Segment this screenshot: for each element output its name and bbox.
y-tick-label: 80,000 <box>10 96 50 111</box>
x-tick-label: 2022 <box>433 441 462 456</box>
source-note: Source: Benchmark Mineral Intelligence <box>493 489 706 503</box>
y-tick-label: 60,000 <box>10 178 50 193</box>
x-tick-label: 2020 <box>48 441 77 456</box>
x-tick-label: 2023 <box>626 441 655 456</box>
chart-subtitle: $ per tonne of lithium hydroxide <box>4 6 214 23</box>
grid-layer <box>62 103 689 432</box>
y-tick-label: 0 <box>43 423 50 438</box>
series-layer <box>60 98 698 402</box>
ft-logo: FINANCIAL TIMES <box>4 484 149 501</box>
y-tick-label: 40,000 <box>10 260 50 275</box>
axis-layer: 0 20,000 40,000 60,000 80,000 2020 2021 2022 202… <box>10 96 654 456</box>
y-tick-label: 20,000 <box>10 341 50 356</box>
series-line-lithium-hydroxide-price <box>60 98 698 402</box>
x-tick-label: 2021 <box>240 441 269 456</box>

_The exercise_:
Please copy every one of the rows above word for word, keeping each line and its order unchanged.

_Final result_:
Segment this screenshot: for each element output its name and bbox.
y-tick-label: 80,000 <box>10 96 50 111</box>
x-tick-label: 2022 <box>433 441 462 456</box>
source-note: Source: Benchmark Mineral Intelligence <box>493 489 706 503</box>
y-tick-label: 60,000 <box>10 178 50 193</box>
x-tick-label: 2020 <box>48 441 77 456</box>
x-tick-label: 2023 <box>626 441 655 456</box>
chart-subtitle: $ per tonne of lithium hydroxide <box>4 6 214 23</box>
grid-layer <box>62 103 689 432</box>
y-tick-label: 0 <box>43 423 50 438</box>
series-layer <box>60 98 698 402</box>
ft-logo: FINANCIAL TIMES <box>4 484 149 501</box>
y-tick-label: 40,000 <box>10 260 50 275</box>
axis-layer: 0 20,000 40,000 60,000 80,000 2020 2021 2022 202… <box>10 96 654 456</box>
y-tick-label: 20,000 <box>10 341 50 356</box>
series-line-lithium-hydroxide-price <box>60 98 698 402</box>
x-tick-label: 2021 <box>240 441 269 456</box>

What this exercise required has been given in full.